PROBLEM — Make a verbatim copy of the entries below; pictures stay out.
....
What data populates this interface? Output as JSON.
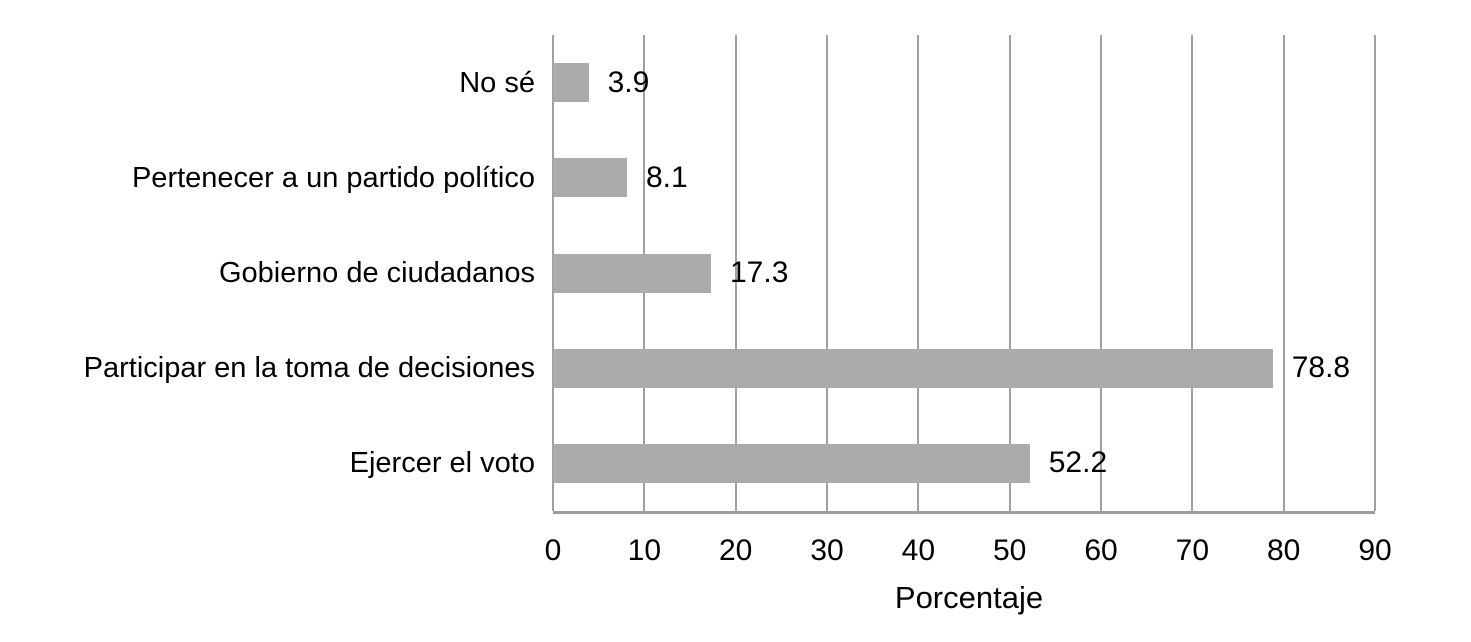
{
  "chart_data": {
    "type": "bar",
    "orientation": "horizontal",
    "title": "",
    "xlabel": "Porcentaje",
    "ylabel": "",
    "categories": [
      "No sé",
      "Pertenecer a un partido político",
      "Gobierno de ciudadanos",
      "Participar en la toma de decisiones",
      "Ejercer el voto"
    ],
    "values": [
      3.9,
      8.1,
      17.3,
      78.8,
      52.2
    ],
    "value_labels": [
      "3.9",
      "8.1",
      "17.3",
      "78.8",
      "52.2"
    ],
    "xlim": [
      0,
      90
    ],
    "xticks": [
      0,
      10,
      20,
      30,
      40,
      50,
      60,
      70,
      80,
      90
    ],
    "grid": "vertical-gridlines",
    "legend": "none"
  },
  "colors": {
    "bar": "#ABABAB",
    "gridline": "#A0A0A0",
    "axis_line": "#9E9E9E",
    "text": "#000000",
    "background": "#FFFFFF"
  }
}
....
ANSWER TO THE TASK —
What data populates this interface? Output as JSON.
{
  "chart_data": {
    "type": "bar",
    "orientation": "horizontal",
    "title": "",
    "xlabel": "Porcentaje",
    "ylabel": "",
    "categories": [
      "No sé",
      "Pertenecer a un partido político",
      "Gobierno de ciudadanos",
      "Participar en la toma de decisiones",
      "Ejercer el voto"
    ],
    "values": [
      3.9,
      8.1,
      17.3,
      78.8,
      52.2
    ],
    "value_labels": [
      "3.9",
      "8.1",
      "17.3",
      "78.8",
      "52.2"
    ],
    "xlim": [
      0,
      90
    ],
    "xticks": [
      0,
      10,
      20,
      30,
      40,
      50,
      60,
      70,
      80,
      90
    ],
    "grid": "vertical-gridlines",
    "legend": "none"
  },
  "colors": {
    "bar": "#ABABAB",
    "gridline": "#A0A0A0",
    "axis_line": "#9E9E9E",
    "text": "#000000",
    "background": "#FFFFFF"
  }
}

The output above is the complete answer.